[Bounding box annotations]
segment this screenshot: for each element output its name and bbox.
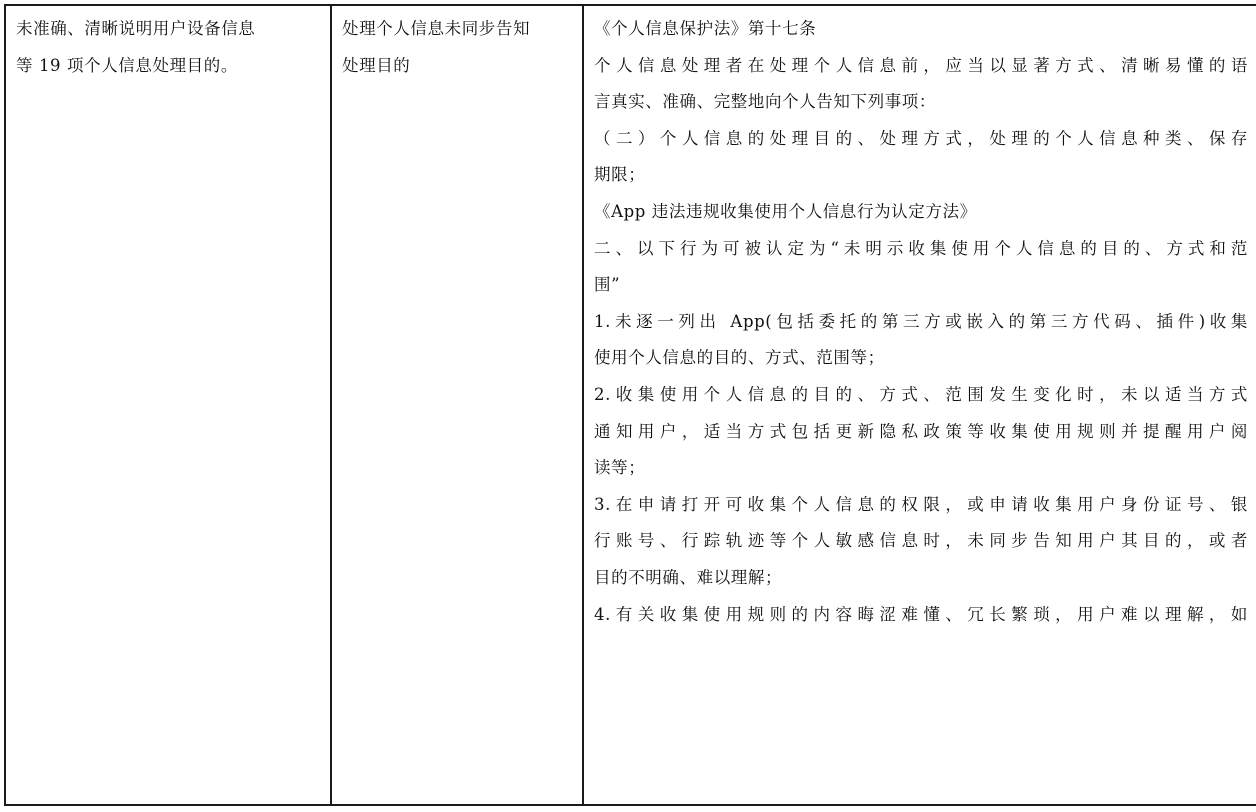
category-cell bbox=[331, 5, 583, 805]
basis-line: 使用个人信息的目的、方式、范围等； bbox=[594, 348, 885, 368]
table-row bbox=[5, 5, 1256, 805]
basis-line: 3.在申请打开可收集个人信息的权限，或申请收集用户身份证号、银 bbox=[594, 494, 1248, 514]
basis-line: （二）个人信息的处理目的、处理方式，处理的个人信息种类、保存 bbox=[594, 128, 1248, 148]
regulation-title: 《App 违法违规收集使用个人信息行为认定方法》 bbox=[594, 201, 977, 221]
basis-line: 1.未逐一列出 App(包括委托的第三方或嵌入的第三方代码、插件)收集 bbox=[594, 311, 1248, 331]
basis-line: 通知用户，适当方式包括更新隐私政策等收集使用规则并提醒用户阅 bbox=[594, 421, 1248, 441]
law-title: 《个人信息保护法》第十七条 bbox=[594, 19, 817, 38]
legal-basis-cell bbox=[583, 5, 1256, 805]
basis-line: 二、以下行为可被认定为“未明示收集使用个人信息的目的、方式和范 bbox=[594, 238, 1248, 258]
compliance-table bbox=[4, 4, 1256, 806]
category-line: 处理个人信息未同步告知 bbox=[342, 19, 531, 38]
issue-line: 未准确、清晰说明用户设备信息 bbox=[16, 19, 256, 38]
basis-line: 读等； bbox=[594, 458, 646, 478]
issue-cell bbox=[5, 5, 331, 805]
basis-line: 行账号、行踪轨迹等个人敏感信息时，未同步告知用户其目的，或者 bbox=[594, 531, 1248, 551]
issue-line: 等 19 项个人信息处理目的。 bbox=[16, 55, 238, 75]
basis-line: 期限； bbox=[594, 165, 646, 185]
basis-line: 2.收集使用个人信息的目的、方式、范围发生变化时，未以适当方式 bbox=[594, 384, 1248, 404]
basis-line: 目的不明确、难以理解； bbox=[594, 567, 783, 587]
basis-line: 个人信息处理者在处理个人信息前，应当以显著方式、清晰易懂的语 bbox=[594, 55, 1248, 75]
basis-line: 言真实、准确、完整地向个人告知下列事项： bbox=[594, 92, 936, 112]
category-line: 处理目的 bbox=[342, 55, 411, 75]
basis-line: 围” bbox=[594, 275, 621, 295]
basis-line: 4.有关收集使用规则的内容晦涩难懂、冗长繁琐，用户难以理解，如 bbox=[594, 604, 1248, 624]
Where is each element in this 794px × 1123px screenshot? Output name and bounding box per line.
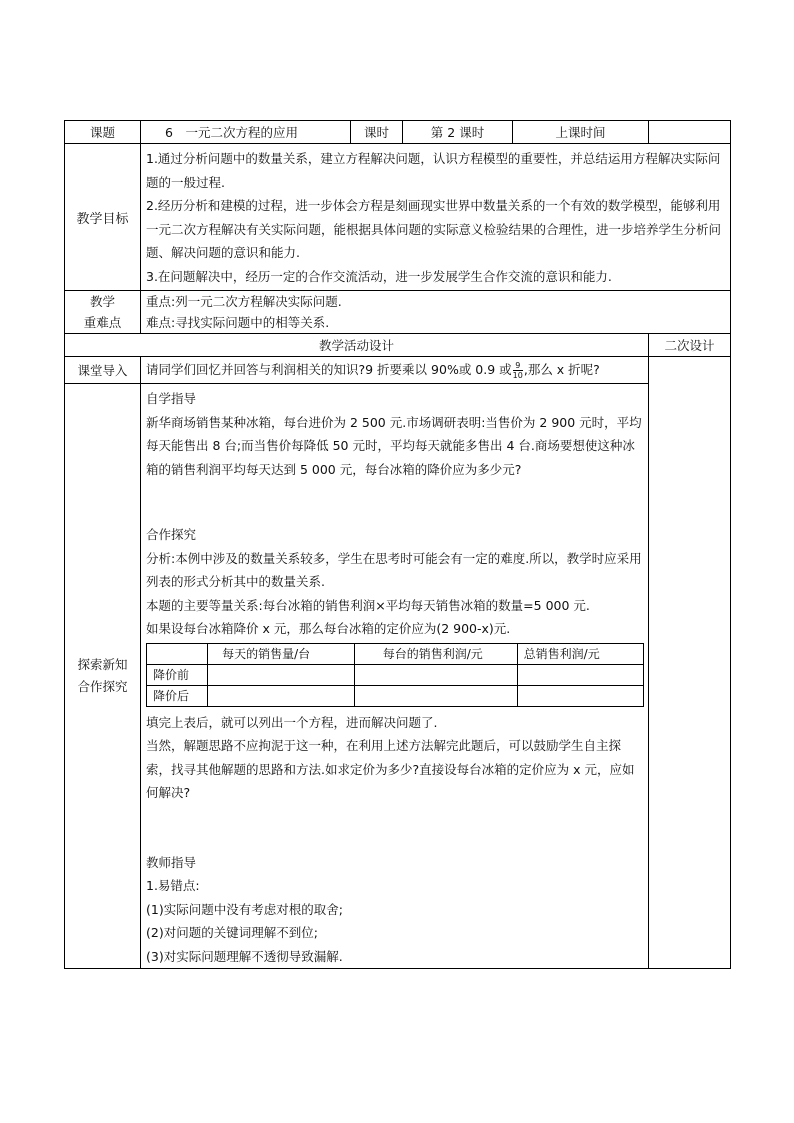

### AIM
Please render all of the data above as a numbered list, omitting blank lines and leaving out the pictures.

### COMPLETED TASK
1. segment this screenshot: for each element output its name and bbox.
2. category-cell bbox=[331, 5, 583, 805]
3. basis-line: 使用个人信息的目的、方式、范围等； bbox=[594, 348, 885, 368]
4. table-row bbox=[5, 5, 1256, 805]
5. basis-line: 3.在申请打开可收集个人信息的权限，或申请收集用户身份证号、银 bbox=[594, 494, 1248, 514]
6. basis-line: （二）个人信息的处理目的、处理方式，处理的个人信息种类、保存 bbox=[594, 128, 1248, 148]
7. regulation-title: 《App 违法违规收集使用个人信息行为认定方法》 bbox=[594, 201, 977, 221]
8. basis-line: 1.未逐一列出 App(包括委托的第三方或嵌入的第三方代码、插件)收集 bbox=[594, 311, 1248, 331]
9. basis-line: 通知用户，适当方式包括更新隐私政策等收集使用规则并提醒用户阅 bbox=[594, 421, 1248, 441]
10. law-title: 《个人信息保护法》第十七条 bbox=[594, 19, 817, 38]
11. legal-basis-cell bbox=[583, 5, 1256, 805]
12. basis-line: 二、以下行为可被认定为“未明示收集使用个人信息的目的、方式和范 bbox=[594, 238, 1248, 258]
13. compliance-table bbox=[4, 4, 1256, 806]
14. category-line: 处理个人信息未同步告知 bbox=[342, 19, 531, 38]
15. issue-line: 未准确、清晰说明用户设备信息 bbox=[16, 19, 256, 38]
16. basis-line: 读等； bbox=[594, 458, 646, 478]
17. issue-cell bbox=[5, 5, 331, 805]
18. basis-line: 行账号、行踪轨迹等个人敏感信息时，未同步告知用户其目的，或者 bbox=[594, 531, 1248, 551]
19. issue-line: 等 19 项个人信息处理目的。 bbox=[16, 55, 238, 75]
20. basis-line: 期限； bbox=[594, 165, 646, 185]
21. basis-line: 2.收集使用个人信息的目的、方式、范围发生变化时，未以适当方式 bbox=[594, 384, 1248, 404]
22. basis-line: 目的不明确、难以理解； bbox=[594, 567, 783, 587]
23. basis-line: 个人信息处理者在处理个人信息前，应当以显著方式、清晰易懂的语 bbox=[594, 55, 1248, 75]
24. basis-line: 言真实、准确、完整地向个人告知下列事项： bbox=[594, 92, 936, 112]
25. category-line: 处理目的 bbox=[342, 55, 411, 75]
26. basis-line: 围” bbox=[594, 275, 621, 295]
27. basis-line: 4.有关收集使用规则的内容晦涩难懂、冗长繁琐，用户难以理解，如 bbox=[594, 604, 1248, 624]
28. Where is each element in this 794px × 1123px screenshot? Output name and bounding box per line.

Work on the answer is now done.